→ What you are asked to do
Determine the count of lines holding the string "första". Return only the number.

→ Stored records
==================================================
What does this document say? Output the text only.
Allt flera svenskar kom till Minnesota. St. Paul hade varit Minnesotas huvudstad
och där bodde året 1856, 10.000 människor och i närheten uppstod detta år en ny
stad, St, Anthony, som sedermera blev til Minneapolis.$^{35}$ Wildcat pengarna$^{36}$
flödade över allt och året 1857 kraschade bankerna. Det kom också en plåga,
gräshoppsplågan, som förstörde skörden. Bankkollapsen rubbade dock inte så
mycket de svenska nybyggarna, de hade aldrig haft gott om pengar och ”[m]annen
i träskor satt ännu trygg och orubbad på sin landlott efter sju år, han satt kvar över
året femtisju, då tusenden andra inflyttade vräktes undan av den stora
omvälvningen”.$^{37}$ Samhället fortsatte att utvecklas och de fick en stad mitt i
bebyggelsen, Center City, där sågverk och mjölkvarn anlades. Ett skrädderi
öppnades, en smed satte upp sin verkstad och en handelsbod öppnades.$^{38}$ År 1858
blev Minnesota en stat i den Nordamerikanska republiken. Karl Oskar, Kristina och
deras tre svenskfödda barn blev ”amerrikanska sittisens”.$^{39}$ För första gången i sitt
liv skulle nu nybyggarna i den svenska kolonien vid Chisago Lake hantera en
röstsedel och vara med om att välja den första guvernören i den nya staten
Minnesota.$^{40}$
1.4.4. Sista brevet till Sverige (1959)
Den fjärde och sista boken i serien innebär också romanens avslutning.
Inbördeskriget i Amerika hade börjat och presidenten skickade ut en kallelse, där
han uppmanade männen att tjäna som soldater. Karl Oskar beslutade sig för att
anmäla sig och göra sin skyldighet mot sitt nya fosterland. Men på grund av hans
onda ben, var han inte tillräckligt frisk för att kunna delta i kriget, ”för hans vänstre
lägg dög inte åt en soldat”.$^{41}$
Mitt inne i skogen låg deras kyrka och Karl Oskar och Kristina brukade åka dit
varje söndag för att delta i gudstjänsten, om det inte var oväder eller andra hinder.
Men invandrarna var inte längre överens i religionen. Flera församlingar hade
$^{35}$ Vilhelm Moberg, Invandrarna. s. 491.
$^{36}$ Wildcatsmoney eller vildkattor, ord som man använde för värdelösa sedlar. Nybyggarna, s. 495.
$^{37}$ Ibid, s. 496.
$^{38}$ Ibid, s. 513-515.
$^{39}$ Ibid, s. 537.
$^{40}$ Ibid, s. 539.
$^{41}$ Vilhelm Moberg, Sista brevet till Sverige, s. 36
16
==================================================
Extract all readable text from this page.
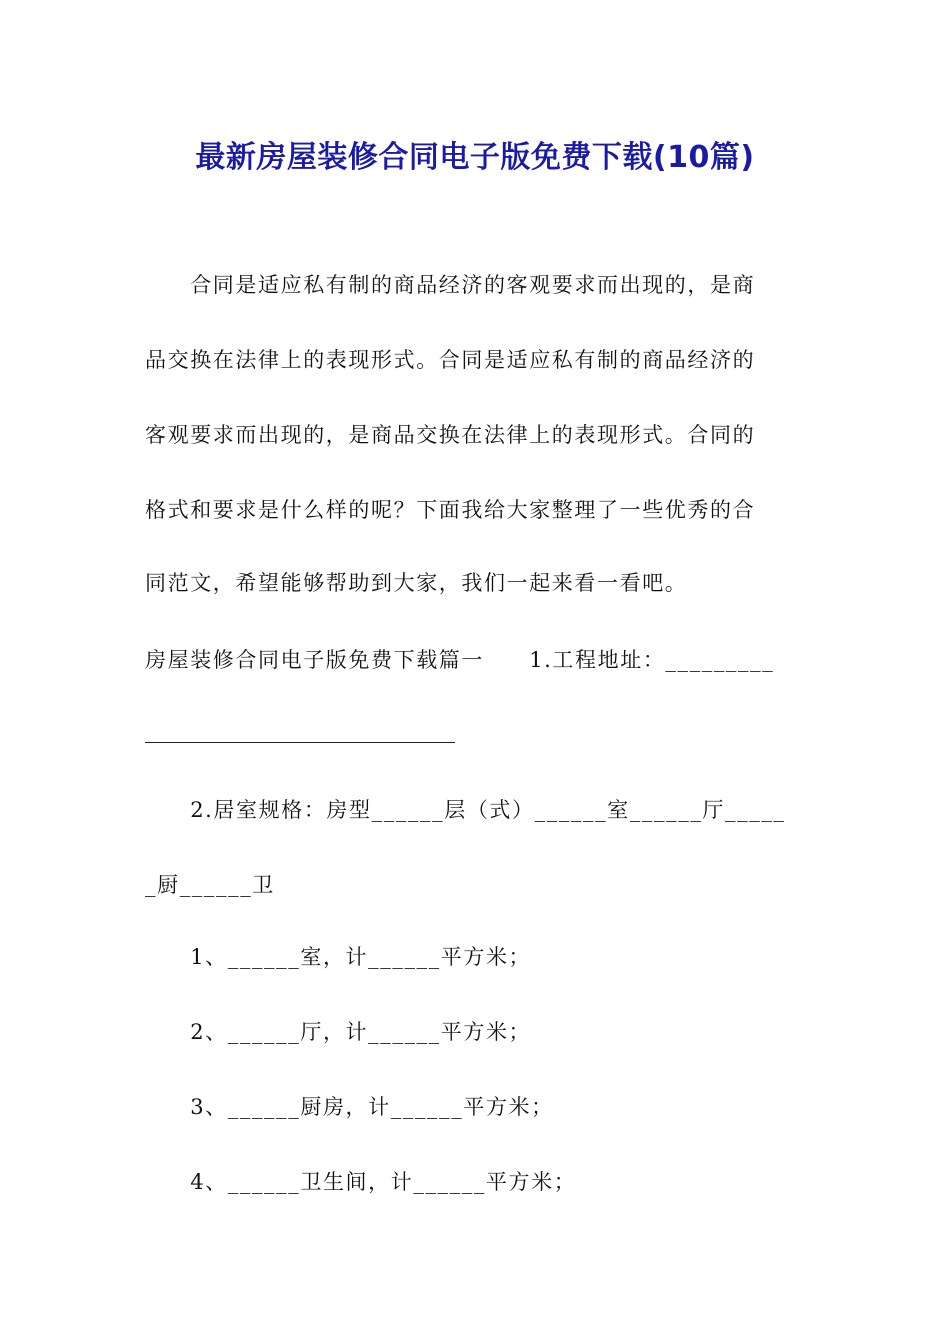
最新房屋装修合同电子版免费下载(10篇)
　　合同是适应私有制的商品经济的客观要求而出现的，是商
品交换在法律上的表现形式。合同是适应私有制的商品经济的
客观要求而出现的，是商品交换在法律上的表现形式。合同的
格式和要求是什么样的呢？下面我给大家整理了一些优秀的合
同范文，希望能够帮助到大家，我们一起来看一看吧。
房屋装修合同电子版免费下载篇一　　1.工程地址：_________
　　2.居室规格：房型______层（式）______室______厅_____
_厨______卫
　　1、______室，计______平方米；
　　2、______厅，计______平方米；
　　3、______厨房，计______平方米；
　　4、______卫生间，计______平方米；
==================================================
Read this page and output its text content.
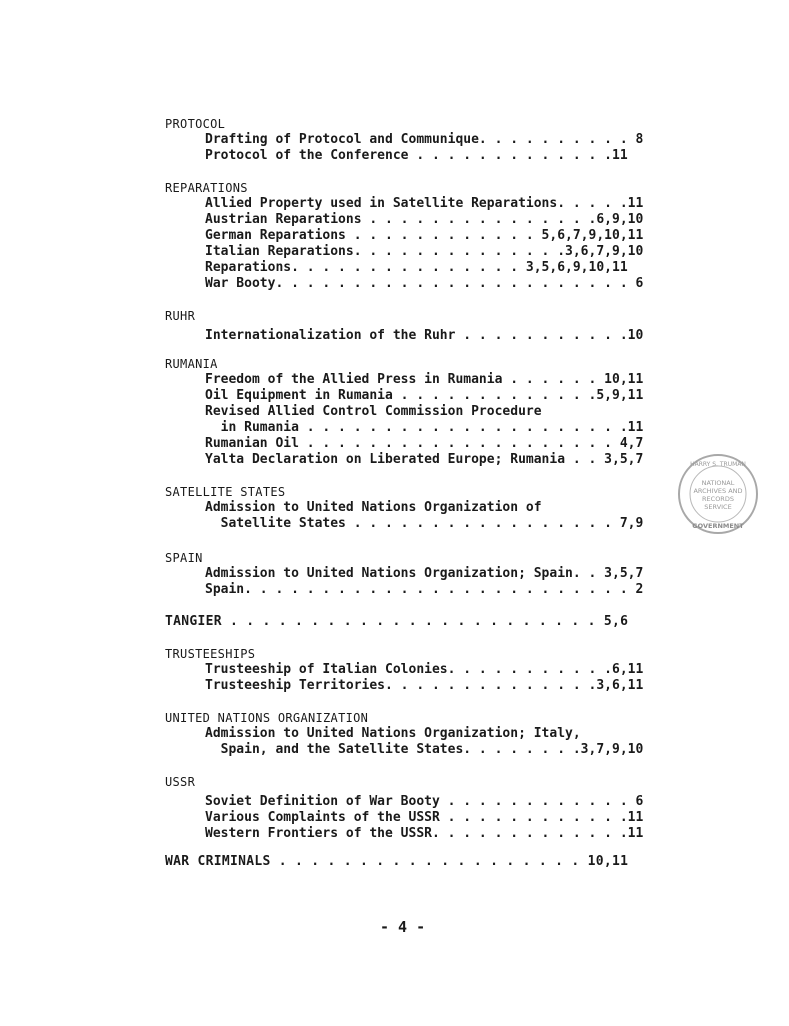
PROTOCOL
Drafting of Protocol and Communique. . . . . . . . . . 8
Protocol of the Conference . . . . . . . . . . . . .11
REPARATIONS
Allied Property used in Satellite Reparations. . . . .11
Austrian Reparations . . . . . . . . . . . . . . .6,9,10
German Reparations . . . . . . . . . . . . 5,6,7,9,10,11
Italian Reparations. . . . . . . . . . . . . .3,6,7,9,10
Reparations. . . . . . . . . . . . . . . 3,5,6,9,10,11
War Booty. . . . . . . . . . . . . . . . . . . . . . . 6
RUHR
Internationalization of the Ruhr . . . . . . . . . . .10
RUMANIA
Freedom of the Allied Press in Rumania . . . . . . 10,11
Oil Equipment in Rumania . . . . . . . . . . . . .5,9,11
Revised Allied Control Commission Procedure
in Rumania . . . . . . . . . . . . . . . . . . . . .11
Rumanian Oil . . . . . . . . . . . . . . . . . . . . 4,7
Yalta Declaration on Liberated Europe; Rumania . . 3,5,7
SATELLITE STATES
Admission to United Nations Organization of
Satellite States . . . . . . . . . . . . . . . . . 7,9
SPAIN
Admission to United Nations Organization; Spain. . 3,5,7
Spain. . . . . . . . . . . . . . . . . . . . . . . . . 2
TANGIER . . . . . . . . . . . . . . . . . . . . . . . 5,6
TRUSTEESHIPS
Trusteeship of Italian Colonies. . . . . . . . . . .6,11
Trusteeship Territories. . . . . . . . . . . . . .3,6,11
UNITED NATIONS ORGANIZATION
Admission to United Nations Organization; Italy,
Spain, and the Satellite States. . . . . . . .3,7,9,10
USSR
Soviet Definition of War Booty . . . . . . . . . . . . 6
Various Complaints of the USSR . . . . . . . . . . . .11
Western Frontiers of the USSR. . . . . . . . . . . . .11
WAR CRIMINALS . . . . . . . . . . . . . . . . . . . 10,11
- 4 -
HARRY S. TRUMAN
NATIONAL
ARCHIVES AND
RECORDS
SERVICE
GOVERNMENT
==================================================
→ Answer in full
2